Each entry below is to be duplicated verbatim.

══ Material supplied ══

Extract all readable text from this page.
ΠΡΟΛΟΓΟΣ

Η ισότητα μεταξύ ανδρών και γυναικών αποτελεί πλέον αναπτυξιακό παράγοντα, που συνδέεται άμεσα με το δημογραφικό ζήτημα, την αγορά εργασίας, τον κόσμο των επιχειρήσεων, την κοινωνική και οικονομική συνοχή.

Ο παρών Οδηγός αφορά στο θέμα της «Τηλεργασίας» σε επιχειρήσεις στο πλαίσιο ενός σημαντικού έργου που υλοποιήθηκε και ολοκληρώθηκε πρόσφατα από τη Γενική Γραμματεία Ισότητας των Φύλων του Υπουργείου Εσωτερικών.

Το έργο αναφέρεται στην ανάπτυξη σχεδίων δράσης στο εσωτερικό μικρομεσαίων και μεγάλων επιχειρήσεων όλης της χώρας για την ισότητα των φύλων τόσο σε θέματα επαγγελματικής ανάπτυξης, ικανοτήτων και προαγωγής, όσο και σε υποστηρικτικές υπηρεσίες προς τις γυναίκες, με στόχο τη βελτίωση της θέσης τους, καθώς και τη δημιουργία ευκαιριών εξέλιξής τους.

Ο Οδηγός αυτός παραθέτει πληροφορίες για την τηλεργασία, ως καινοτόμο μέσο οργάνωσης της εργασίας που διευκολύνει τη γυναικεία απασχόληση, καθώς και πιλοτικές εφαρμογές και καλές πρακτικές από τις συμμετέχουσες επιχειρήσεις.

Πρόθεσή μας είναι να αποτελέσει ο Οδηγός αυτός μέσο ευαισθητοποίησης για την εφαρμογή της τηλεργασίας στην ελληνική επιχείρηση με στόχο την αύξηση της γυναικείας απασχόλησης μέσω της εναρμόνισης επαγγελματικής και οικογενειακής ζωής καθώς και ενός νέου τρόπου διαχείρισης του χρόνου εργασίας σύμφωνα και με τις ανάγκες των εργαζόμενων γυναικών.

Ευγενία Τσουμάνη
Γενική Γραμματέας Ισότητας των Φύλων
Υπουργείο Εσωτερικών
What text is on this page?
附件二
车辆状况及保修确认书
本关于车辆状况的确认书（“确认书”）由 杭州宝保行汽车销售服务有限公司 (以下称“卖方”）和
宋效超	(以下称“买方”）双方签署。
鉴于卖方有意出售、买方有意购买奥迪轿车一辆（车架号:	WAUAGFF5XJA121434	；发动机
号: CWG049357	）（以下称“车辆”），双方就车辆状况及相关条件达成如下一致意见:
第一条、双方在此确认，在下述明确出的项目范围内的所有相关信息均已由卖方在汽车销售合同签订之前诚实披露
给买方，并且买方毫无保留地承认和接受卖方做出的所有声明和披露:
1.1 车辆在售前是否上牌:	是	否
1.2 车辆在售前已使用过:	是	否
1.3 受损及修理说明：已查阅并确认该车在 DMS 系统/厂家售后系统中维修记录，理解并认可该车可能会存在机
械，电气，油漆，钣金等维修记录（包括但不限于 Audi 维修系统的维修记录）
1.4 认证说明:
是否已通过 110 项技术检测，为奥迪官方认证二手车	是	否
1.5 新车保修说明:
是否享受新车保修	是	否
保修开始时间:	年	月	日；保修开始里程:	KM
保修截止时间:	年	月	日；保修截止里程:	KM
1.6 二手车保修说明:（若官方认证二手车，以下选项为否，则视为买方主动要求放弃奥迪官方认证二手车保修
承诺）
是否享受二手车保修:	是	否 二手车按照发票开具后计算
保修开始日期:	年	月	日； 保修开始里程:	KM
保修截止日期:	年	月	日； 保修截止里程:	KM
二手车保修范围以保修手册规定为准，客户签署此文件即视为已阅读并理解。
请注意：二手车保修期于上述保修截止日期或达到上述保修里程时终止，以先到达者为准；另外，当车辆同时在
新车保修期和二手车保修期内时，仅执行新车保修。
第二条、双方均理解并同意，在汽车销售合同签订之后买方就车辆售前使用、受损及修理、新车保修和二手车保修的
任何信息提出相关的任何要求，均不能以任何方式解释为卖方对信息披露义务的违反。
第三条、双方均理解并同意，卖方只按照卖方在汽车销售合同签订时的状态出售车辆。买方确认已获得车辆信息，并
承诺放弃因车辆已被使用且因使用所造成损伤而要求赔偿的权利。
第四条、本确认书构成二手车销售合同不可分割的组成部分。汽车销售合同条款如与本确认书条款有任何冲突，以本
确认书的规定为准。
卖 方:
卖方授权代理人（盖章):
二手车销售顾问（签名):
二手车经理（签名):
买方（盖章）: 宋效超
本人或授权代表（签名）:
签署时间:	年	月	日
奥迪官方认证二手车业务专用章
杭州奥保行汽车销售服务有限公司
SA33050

═══

**Complete output:**
Extract all readable text from this page.
ΠΡΟΛΟΓΟΣ

Η ισότητα μεταξύ ανδρών και γυναικών αποτελεί πλέον αναπτυξιακό παράγοντα, που συνδέεται άμεσα με το δημογραφικό ζήτημα, την αγορά εργασίας, τον κόσμο των επιχειρήσεων, την κοινωνική και οικονομική συνοχή.

Ο παρών Οδηγός αφορά στο θέμα της «Τηλεργασίας» σε επιχειρήσεις στο πλαίσιο ενός σημαντικού έργου που υλοποιήθηκε και ολοκληρώθηκε πρόσφατα από τη Γενική Γραμματεία Ισότητας των Φύλων του Υπουργείου Εσωτερικών.

Το έργο αναφέρεται στην ανάπτυξη σχεδίων δράσης στο εσωτερικό μικρομεσαίων και μεγάλων επιχειρήσεων όλης της χώρας για την ισότητα των φύλων τόσο σε θέματα επαγγελματικής ανάπτυξης, ικανοτήτων και προαγωγής, όσο και σε υποστηρικτικές υπηρεσίες προς τις γυναίκες, με στόχο τη βελτίωση της θέσης τους, καθώς και τη δημιουργία ευκαιριών εξέλιξής τους.

Ο Οδηγός αυτός παραθέτει πληροφορίες για την τηλεργασία, ως καινοτόμο μέσο οργάνωσης της εργασίας που διευκολύνει τη γυναικεία απασχόληση, καθώς και πιλοτικές εφαρμογές και καλές πρακτικές από τις συμμετέχουσες επιχειρήσεις.

Πρόθεσή μας είναι να αποτελέσει ο Οδηγός αυτός μέσο ευαισθητοποίησης για την εφαρμογή της τηλεργασίας στην ελληνική επιχείρηση με στόχο την αύξηση της γυναικείας απασχόλησης μέσω της εναρμόνισης επαγγελματικής και οικογενειακής ζωής καθώς και ενός νέου τρόπου διαχείρισης του χρόνου εργασίας σύμφωνα και με τις ανάγκες των εργαζόμενων γυναικών.

Ευγενία Τσουμάνη
Γενική Γραμματέας Ισότητας των Φύλων
Υπουργείο Εσωτερικών
What text is on this page?
附件二
车辆状况及保修确认书
本关于车辆状况的确认书（“确认书”）由 杭州宝保行汽车销售服务有限公司 (以下称“卖方”）和
宋效超	(以下称“买方”）双方签署。
鉴于卖方有意出售、买方有意购买奥迪轿车一辆（车架号:	WAUAGFF5XJA121434	；发动机
号: CWG049357	）（以下称“车辆”），双方就车辆状况及相关条件达成如下一致意见:
第一条、双方在此确认，在下述明确出的项目范围内的所有相关信息均已由卖方在汽车销售合同签订之前诚实披露
给买方，并且买方毫无保留地承认和接受卖方做出的所有声明和披露:
1.1 车辆在售前是否上牌:	是	否
1.2 车辆在售前已使用过:	是	否
1.3 受损及修理说明：已查阅并确认该车在 DMS 系统/厂家售后系统中维修记录，理解并认可该车可能会存在机
械，电气，油漆，钣金等维修记录（包括但不限于 Audi 维修系统的维修记录）
1.4 认证说明:
是否已通过 110 项技术检测，为奥迪官方认证二手车	是	否
1.5 新车保修说明:
是否享受新车保修	是	否
保修开始时间:	年	月	日；保修开始里程:	KM
保修截止时间:	年	月	日；保修截止里程:	KM
1.6 二手车保修说明:（若官方认证二手车，以下选项为否，则视为买方主动要求放弃奥迪官方认证二手车保修
承诺）
是否享受二手车保修:	是	否 二手车按照发票开具后计算
保修开始日期:	年	月	日； 保修开始里程:	KM
保修截止日期:	年	月	日； 保修截止里程:	KM
二手车保修范围以保修手册规定为准，客户签署此文件即视为已阅读并理解。
请注意：二手车保修期于上述保修截止日期或达到上述保修里程时终止，以先到达者为准；另外，当车辆同时在
新车保修期和二手车保修期内时，仅执行新车保修。
第二条、双方均理解并同意，在汽车销售合同签订之后买方就车辆售前使用、受损及修理、新车保修和二手车保修的
任何信息提出相关的任何要求，均不能以任何方式解释为卖方对信息披露义务的违反。
第三条、双方均理解并同意，卖方只按照卖方在汽车销售合同签订时的状态出售车辆。买方确认已获得车辆信息，并
承诺放弃因车辆已被使用且因使用所造成损伤而要求赔偿的权利。
第四条、本确认书构成二手车销售合同不可分割的组成部分。汽车销售合同条款如与本确认书条款有任何冲突，以本
确认书的规定为准。
卖 方:
卖方授权代理人（盖章):
二手车销售顾问（签名):
二手车经理（签名):
买方（盖章）: 宋效超
本人或授权代表（签名）:
签署时间:	年	月	日
奥迪官方认证二手车业务专用章
杭州奥保行汽车销售服务有限公司
SA33050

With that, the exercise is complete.